*Work to be completed*
Please give the listing again in its entirety, exactly as written.

(Data listing)
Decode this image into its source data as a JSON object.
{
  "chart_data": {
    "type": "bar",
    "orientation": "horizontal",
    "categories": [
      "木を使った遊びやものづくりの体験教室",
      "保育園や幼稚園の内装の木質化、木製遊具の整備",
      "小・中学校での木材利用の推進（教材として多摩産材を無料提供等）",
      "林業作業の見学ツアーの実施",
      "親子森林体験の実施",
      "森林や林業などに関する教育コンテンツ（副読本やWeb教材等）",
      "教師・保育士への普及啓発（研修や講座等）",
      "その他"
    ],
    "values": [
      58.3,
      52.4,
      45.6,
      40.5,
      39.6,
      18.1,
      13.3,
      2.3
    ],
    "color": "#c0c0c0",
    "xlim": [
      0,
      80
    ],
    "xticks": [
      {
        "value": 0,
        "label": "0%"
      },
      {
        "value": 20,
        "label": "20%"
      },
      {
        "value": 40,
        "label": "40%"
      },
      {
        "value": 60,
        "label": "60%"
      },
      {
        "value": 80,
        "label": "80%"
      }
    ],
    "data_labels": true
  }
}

*Expected answer*
Decode this image into its source data as a JSON object.
{
  "chart_data": {
    "type": "bar",
    "orientation": "horizontal",
    "categories": [
      "木を使った遊びやものづくりの体験教室",
      "保育園や幼稚園の内装の木質化、木製遊具の整備",
      "小・中学校での木材利用の推進（教材として多摩産材を無料提供等）",
      "林業作業の見学ツアーの実施",
      "親子森林体験の実施",
      "森林や林業などに関する教育コンテンツ（副読本やWeb教材等）",
      "教師・保育士への普及啓発（研修や講座等）",
      "その他"
    ],
    "values": [
      58.3,
      52.4,
      45.6,
      40.5,
      39.6,
      18.1,
      13.3,
      2.3
    ],
    "color": "#c0c0c0",
    "xlim": [
      0,
      80
    ],
    "xticks": [
      {
        "value": 0,
        "label": "0%"
      },
      {
        "value": 20,
        "label": "20%"
      },
      {
        "value": 40,
        "label": "40%"
      },
      {
        "value": 60,
        "label": "60%"
      },
      {
        "value": 80,
        "label": "80%"
      }
    ],
    "data_labels": true
  }
}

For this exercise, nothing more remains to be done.